Exercise >> For every line in the records that has the word "intercept", make a copy.

── Source data

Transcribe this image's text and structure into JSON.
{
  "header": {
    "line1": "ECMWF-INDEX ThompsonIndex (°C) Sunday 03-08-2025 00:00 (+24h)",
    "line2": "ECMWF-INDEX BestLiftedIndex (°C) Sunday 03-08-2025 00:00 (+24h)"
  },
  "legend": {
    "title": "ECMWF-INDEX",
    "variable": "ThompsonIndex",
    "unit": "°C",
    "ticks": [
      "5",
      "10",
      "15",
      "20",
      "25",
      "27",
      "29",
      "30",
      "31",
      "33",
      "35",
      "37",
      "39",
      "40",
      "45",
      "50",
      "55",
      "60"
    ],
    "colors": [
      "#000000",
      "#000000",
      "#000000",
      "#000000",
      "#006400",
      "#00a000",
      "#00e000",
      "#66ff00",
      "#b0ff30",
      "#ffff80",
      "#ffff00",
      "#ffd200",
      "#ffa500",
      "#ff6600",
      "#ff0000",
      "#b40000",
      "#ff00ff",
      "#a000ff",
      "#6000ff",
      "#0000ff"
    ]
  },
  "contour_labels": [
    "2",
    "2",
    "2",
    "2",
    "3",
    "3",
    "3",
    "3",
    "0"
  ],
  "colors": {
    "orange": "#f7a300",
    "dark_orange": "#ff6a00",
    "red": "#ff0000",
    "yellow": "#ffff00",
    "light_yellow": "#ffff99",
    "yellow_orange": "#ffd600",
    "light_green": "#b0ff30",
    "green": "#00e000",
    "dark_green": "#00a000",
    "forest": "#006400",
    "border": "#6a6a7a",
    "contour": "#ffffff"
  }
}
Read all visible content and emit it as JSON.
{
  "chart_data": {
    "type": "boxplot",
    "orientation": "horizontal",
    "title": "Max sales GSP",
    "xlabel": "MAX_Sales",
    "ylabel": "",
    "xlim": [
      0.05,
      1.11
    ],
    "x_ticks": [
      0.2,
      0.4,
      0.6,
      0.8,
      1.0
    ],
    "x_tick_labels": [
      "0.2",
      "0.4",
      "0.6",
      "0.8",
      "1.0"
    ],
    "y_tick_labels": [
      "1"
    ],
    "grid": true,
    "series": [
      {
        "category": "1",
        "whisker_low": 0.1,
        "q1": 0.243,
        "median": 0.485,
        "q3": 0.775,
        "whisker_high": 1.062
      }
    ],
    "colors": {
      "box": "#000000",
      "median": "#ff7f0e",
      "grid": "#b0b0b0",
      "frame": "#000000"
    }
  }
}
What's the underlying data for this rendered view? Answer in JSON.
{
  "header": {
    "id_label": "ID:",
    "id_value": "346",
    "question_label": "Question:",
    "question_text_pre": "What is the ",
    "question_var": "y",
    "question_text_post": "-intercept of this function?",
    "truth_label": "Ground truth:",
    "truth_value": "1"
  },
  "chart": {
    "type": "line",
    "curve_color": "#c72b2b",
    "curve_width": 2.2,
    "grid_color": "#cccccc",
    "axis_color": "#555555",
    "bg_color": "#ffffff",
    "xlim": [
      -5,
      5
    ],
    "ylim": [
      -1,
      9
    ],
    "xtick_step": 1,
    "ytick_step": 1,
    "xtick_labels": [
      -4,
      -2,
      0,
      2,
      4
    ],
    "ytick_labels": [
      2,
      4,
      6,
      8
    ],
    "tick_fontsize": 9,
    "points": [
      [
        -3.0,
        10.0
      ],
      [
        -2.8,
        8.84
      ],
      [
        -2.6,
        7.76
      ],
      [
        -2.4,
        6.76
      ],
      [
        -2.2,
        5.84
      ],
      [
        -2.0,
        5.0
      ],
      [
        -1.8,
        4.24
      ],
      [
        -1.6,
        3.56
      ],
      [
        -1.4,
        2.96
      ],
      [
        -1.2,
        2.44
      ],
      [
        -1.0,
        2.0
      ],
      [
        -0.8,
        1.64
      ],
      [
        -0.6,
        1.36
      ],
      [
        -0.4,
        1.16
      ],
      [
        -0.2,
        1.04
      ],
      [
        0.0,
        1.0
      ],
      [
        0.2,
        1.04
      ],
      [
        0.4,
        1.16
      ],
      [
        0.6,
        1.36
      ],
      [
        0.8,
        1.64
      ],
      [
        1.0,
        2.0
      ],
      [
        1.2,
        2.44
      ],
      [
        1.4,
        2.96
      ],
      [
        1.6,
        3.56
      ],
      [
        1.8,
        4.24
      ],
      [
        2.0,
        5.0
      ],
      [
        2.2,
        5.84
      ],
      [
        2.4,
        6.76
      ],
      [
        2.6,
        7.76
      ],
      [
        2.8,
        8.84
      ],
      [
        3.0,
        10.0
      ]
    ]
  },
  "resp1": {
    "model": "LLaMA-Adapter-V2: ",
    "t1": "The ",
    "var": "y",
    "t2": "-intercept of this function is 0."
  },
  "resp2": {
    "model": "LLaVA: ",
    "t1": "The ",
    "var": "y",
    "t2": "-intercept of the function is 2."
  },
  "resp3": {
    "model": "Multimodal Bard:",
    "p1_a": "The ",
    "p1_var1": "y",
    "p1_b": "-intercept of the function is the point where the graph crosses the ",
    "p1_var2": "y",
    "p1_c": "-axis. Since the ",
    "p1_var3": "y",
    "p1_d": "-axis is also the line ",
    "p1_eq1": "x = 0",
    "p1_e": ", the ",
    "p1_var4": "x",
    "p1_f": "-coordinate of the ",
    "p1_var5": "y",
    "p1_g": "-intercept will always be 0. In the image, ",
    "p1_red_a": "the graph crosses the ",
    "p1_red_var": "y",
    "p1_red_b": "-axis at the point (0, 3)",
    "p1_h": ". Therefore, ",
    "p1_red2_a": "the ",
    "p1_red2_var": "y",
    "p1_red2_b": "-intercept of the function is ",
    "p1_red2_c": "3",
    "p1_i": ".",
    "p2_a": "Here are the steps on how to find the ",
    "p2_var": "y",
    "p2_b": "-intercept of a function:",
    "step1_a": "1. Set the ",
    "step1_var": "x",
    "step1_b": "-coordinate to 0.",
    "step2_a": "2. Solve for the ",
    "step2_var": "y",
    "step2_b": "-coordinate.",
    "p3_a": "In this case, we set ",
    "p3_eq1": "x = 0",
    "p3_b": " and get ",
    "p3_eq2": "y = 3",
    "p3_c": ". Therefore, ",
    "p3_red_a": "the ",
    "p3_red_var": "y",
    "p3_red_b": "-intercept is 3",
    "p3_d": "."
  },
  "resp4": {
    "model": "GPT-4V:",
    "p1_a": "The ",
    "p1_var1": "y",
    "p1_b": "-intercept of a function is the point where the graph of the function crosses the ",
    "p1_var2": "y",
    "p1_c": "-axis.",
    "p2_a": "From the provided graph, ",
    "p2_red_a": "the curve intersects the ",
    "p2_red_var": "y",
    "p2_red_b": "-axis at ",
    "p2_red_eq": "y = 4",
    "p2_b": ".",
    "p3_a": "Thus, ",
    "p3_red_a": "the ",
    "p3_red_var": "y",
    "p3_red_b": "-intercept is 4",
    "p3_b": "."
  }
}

────

Completed task >>
    "question_text_post": "-intercept of this function?",
    "t2": "-intercept of this function is 0."
    "t2": "-intercept of the function is 2."
    "p1_b": "-intercept of the function is the point where the graph crosses the ",
    "p1_g": "-intercept will always be 0. In the image, ",
    "p1_red2_b": "-intercept of the function is ",
    "p2_b": "-intercept of a function:",
    "p3_red_b": "-intercept is 3",
    "p1_b": "-intercept of a function is the point where the graph of the function crosses the ",
    "p3_red_b": "-intercept is 4",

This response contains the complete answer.